[Raw records]
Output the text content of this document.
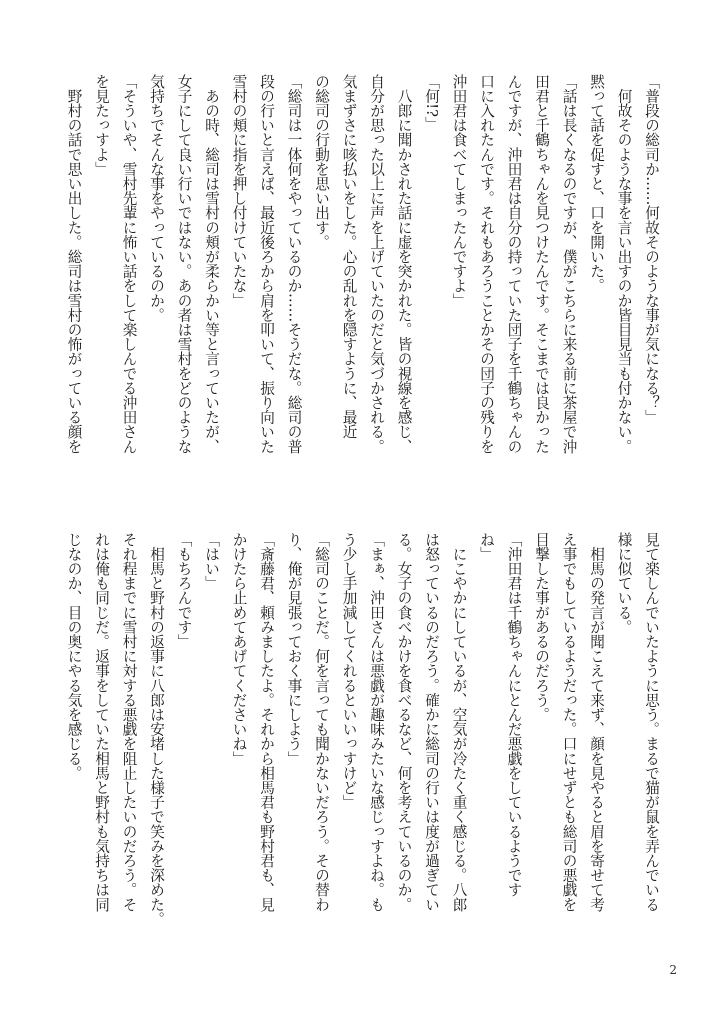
「普段の総司か……何故そのような事が気になる？」
　何故そのような事を言い出すのか皆目見当も付かない。
黙って話を促すと、口を開いた。
「話は長くなるのですが、僕がこちらに来る前に茶屋で沖
田君と千鶴ちゃんを見つけたんです。そこまでは良かった
んですが、沖田君は自分の持っていた団子を千鶴ちゃんの
口に入れたんです。それもあろうことかその団子の残りを
沖田君は食べてしまったんですよ」
「何!?」
　八郎に聞かされた話に虚を突かれた。皆の視線を感じ、
自分が思った以上に声を上げていたのだと気づかされる。
気まずさに咳払いをした。心の乱れを隠すように、最近
の総司の行動を思い出す。
「総司は一体何をやっているのか……そうだな。総司の普
段の行いと言えば、最近後ろから肩を叩いて、振り向いた
雪村の頬に指を押し付けていたな」
　あの時、総司は雪村の頬が柔らかい等と言っていたが、
女子にして良い行いではない。あの者は雪村をどのような
気持ちでそんな事をやっているのか。
「そういや、雪村先輩に怖い話をして楽しんでる沖田さん
を見たっすよ」
　野村の話で思い出した。総司は雪村の怖がっている顔を
見て楽しんでいたように思う。まるで猫が鼠を弄んでいる
様に似ている。
　相馬の発言が聞こえて来ず、顔を見やると眉を寄せて考
え事でもしているようだった。口にせずとも総司の悪戯を
目撃した事があるのだろう。
「沖田君は千鶴ちゃんにとんだ悪戯をしているようです
ね」
　にこやかにしているが、空気が冷たく重く感じる。八郎
は怒っているのだろう。確かに総司の行いは度が過ぎてい
る。女子の食べかけを食べるなど、何を考えているのか。
「まぁ、沖田さんは悪戯が趣味みたいな感じっすよね。も
う少し手加減してくれるといいっすけど」
「総司のことだ。何を言っても聞かないだろう。その替わ
り、俺が見張っておく事にしよう」
「斎藤君、頼みましたよ。それから相馬君も野村君も、見
かけたら止めてあげてくださいね」
「はい」
「もちろんです」
　相馬と野村の返事に八郎は安堵した様子で笑みを深めた。
それ程までに雪村に対する悪戯を阻止したいのだろう。そ
れは俺も同じだ。返事をしていた相馬と野村も気持ちは同
じなのか、目の奥にやる気を感じる。
2
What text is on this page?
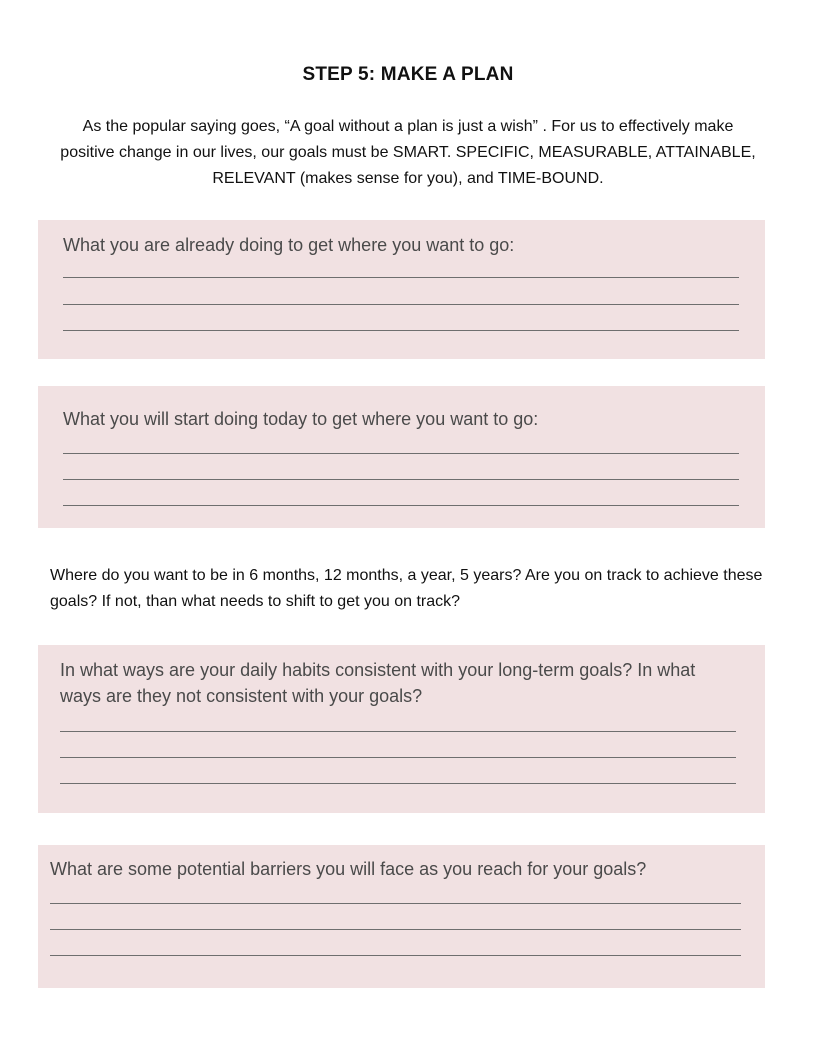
STEP 5: MAKE A PLAN
As the popular saying goes, “A goal without a plan is just a wish” . For us to effectively make positive change in our lives, our goals must be SMART. SPECIFIC, MEASURABLE, ATTAINABLE, RELEVANT (makes sense for you), and TIME-BOUND.
What you are already doing to get where you want to go:
What you will start doing today to get where you want to go:
Where do you want to be in 6 months, 12 months, a year, 5 years? Are you on track to achieve these goals? If not, than what needs to shift to get you on track?
In what ways are your daily habits consistent with your long-term goals? In what ways are they not consistent with your goals?
What are some potential barriers you will face as you reach for your goals?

▶ Stated goal: Go through the records and pull out each line that includes the word "doing".

▶ Final result:
What you are already doing to get where you want to go:
What you will start doing today to get where you want to go:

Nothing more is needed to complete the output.